> _WHAT THE TASK REQUIRES_: The records below need retyping in full; give them again exactly.

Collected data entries
════════════════════

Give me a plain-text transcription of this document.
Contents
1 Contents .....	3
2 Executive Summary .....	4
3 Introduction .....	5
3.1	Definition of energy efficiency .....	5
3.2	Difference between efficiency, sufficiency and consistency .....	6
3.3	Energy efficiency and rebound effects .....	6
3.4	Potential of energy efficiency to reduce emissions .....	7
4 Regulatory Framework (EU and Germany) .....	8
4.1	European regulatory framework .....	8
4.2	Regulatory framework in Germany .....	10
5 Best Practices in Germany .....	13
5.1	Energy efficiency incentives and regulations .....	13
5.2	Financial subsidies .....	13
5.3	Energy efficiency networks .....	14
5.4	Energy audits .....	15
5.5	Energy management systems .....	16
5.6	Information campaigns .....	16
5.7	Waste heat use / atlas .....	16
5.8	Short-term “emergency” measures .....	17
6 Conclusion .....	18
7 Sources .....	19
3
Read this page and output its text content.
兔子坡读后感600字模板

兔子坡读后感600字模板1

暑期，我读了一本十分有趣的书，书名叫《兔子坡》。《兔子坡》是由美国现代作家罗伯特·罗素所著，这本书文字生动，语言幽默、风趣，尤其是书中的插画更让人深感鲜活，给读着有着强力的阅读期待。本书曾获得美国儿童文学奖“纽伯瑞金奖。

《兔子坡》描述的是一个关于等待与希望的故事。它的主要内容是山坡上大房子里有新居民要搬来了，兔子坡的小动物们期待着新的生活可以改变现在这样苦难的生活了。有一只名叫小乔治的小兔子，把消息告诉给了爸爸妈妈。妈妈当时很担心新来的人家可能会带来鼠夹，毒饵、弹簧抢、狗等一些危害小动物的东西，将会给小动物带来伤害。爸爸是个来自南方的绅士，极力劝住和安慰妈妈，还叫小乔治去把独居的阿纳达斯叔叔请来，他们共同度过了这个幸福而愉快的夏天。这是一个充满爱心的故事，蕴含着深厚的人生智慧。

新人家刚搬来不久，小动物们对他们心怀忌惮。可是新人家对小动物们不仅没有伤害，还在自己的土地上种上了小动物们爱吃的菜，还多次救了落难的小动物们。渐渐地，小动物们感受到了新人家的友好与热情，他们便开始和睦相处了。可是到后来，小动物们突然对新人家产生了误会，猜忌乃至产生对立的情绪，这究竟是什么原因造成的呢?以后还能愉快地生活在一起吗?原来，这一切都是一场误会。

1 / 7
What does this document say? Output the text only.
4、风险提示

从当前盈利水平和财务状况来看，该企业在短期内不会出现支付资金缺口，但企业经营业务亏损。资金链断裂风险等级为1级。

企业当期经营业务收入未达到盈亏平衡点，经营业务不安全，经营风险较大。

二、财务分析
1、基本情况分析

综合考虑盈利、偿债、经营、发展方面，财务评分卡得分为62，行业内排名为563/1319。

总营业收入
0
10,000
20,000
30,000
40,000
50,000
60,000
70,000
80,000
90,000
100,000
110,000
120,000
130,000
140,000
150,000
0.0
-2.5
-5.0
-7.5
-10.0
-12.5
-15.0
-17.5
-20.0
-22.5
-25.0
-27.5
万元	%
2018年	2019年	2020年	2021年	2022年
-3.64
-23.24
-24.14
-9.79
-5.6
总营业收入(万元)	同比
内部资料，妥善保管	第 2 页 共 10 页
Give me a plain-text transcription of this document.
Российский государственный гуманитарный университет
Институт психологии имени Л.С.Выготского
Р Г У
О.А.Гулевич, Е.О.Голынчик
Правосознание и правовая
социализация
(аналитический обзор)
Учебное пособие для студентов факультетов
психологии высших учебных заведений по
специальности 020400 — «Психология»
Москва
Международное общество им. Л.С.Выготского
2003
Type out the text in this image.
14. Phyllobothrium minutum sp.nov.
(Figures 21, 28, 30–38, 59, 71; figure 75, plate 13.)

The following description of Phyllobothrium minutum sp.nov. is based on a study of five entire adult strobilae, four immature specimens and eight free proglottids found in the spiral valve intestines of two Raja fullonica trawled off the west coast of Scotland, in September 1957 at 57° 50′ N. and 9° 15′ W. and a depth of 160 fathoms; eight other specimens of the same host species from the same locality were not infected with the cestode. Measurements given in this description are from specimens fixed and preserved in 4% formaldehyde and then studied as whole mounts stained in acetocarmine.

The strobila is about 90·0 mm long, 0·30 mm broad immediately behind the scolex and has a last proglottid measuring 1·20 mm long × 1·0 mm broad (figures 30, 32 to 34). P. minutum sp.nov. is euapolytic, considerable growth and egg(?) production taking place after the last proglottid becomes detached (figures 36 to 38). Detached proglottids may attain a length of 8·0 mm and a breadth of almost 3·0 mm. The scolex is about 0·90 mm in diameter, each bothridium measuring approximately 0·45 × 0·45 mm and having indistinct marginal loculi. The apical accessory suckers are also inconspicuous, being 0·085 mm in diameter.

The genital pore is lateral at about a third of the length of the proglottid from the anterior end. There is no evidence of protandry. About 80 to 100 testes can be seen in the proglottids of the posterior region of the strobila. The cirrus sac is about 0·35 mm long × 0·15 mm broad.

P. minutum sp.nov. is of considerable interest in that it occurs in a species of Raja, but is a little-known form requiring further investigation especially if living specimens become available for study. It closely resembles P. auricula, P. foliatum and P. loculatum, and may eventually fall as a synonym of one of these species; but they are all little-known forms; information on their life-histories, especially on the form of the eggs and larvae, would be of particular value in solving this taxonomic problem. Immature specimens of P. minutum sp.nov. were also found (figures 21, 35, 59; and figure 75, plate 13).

════════════════════

> _EXERCISE ANSWER_:
Give me a plain-text transcription of this document.
Contents
1 Contents .....	3
2 Executive Summary .....	4
3 Introduction .....	5
3.1	Definition of energy efficiency .....	5
3.2	Difference between efficiency, sufficiency and consistency .....	6
3.3	Energy efficiency and rebound effects .....	6
3.4	Potential of energy efficiency to reduce emissions .....	7
4 Regulatory Framework (EU and Germany) .....	8
4.1	European regulatory framework .....	8
4.2	Regulatory framework in Germany .....	10
5 Best Practices in Germany .....	13
5.1	Energy efficiency incentives and regulations .....	13
5.2	Financial subsidies .....	13
5.3	Energy efficiency networks .....	14
5.4	Energy audits .....	15
5.5	Energy management systems .....	16
5.6	Information campaigns .....	16
5.7	Waste heat use / atlas .....	16
5.8	Short-term “emergency” measures .....	17
6 Conclusion .....	18
7 Sources .....	19
3
Read this page and output its text content.
兔子坡读后感600字模板

兔子坡读后感600字模板1

暑期，我读了一本十分有趣的书，书名叫《兔子坡》。《兔子坡》是由美国现代作家罗伯特·罗素所著，这本书文字生动，语言幽默、风趣，尤其是书中的插画更让人深感鲜活，给读着有着强力的阅读期待。本书曾获得美国儿童文学奖“纽伯瑞金奖。

《兔子坡》描述的是一个关于等待与希望的故事。它的主要内容是山坡上大房子里有新居民要搬来了，兔子坡的小动物们期待着新的生活可以改变现在这样苦难的生活了。有一只名叫小乔治的小兔子，把消息告诉给了爸爸妈妈。妈妈当时很担心新来的人家可能会带来鼠夹，毒饵、弹簧抢、狗等一些危害小动物的东西，将会给小动物带来伤害。爸爸是个来自南方的绅士，极力劝住和安慰妈妈，还叫小乔治去把独居的阿纳达斯叔叔请来，他们共同度过了这个幸福而愉快的夏天。这是一个充满爱心的故事，蕴含着深厚的人生智慧。

新人家刚搬来不久，小动物们对他们心怀忌惮。可是新人家对小动物们不仅没有伤害，还在自己的土地上种上了小动物们爱吃的菜，还多次救了落难的小动物们。渐渐地，小动物们感受到了新人家的友好与热情，他们便开始和睦相处了。可是到后来，小动物们突然对新人家产生了误会，猜忌乃至产生对立的情绪，这究竟是什么原因造成的呢?以后还能愉快地生活在一起吗?原来，这一切都是一场误会。

1 / 7
What does this document say? Output the text only.
4、风险提示

从当前盈利水平和财务状况来看，该企业在短期内不会出现支付资金缺口，但企业经营业务亏损。资金链断裂风险等级为1级。

企业当期经营业务收入未达到盈亏平衡点，经营业务不安全，经营风险较大。

二、财务分析
1、基本情况分析

综合考虑盈利、偿债、经营、发展方面，财务评分卡得分为62，行业内排名为563/1319。

总营业收入
0
10,000
20,000
30,000
40,000
50,000
60,000
70,000
80,000
90,000
100,000
110,000
120,000
130,000
140,000
150,000
0.0
-2.5
-5.0
-7.5
-10.0
-12.5
-15.0
-17.5
-20.0
-22.5
-25.0
-27.5
万元	%
2018年	2019年	2020年	2021年	2022年
-3.64
-23.24
-24.14
-9.79
-5.6
总营业收入(万元)	同比
内部资料，妥善保管	第 2 页 共 10 页
Give me a plain-text transcription of this document.
Российский государственный гуманитарный университет
Институт психологии имени Л.С.Выготского
Р Г У
О.А.Гулевич, Е.О.Голынчик
Правосознание и правовая
социализация
(аналитический обзор)
Учебное пособие для студентов факультетов
психологии высших учебных заведений по
специальности 020400 — «Психология»
Москва
Международное общество им. Л.С.Выготского
2003
Type out the text in this image.
14. Phyllobothrium minutum sp.nov.
(Figures 21, 28, 30–38, 59, 71; figure 75, plate 13.)

The following description of Phyllobothrium minutum sp.nov. is based on a study of five entire adult strobilae, four immature specimens and eight free proglottids found in the spiral valve intestines of two Raja fullonica trawled off the west coast of Scotland, in September 1957 at 57° 50′ N. and 9° 15′ W. and a depth of 160 fathoms; eight other specimens of the same host species from the same locality were not infected with the cestode. Measurements given in this description are from specimens fixed and preserved in 4% formaldehyde and then studied as whole mounts stained in acetocarmine.

The strobila is about 90·0 mm long, 0·30 mm broad immediately behind the scolex and has a last proglottid measuring 1·20 mm long × 1·0 mm broad (figures 30, 32 to 34). P. minutum sp.nov. is euapolytic, considerable growth and egg(?) production taking place after the last proglottid becomes detached (figures 36 to 38). Detached proglottids may attain a length of 8·0 mm and a breadth of almost 3·0 mm. The scolex is about 0·90 mm in diameter, each bothridium measuring approximately 0·45 × 0·45 mm and having indistinct marginal loculi. The apical accessory suckers are also inconspicuous, being 0·085 mm in diameter.

The genital pore is lateral at about a third of the length of the proglottid from the anterior end. There is no evidence of protandry. About 80 to 100 testes can be seen in the proglottids of the posterior region of the strobila. The cirrus sac is about 0·35 mm long × 0·15 mm broad.

P. minutum sp.nov. is of considerable interest in that it occurs in a species of Raja, but is a little-known form requiring further investigation especially if living specimens become available for study. It closely resembles P. auricula, P. foliatum and P. loculatum, and may eventually fall as a synonym of one of these species; but they are all little-known forms; information on their life-histories, especially on the form of the eggs and larvae, would be of particular value in solving this taxonomic problem. Immature specimens of P. minutum sp.nov. were also found (figures 21, 35, 59; and figure 75, plate 13).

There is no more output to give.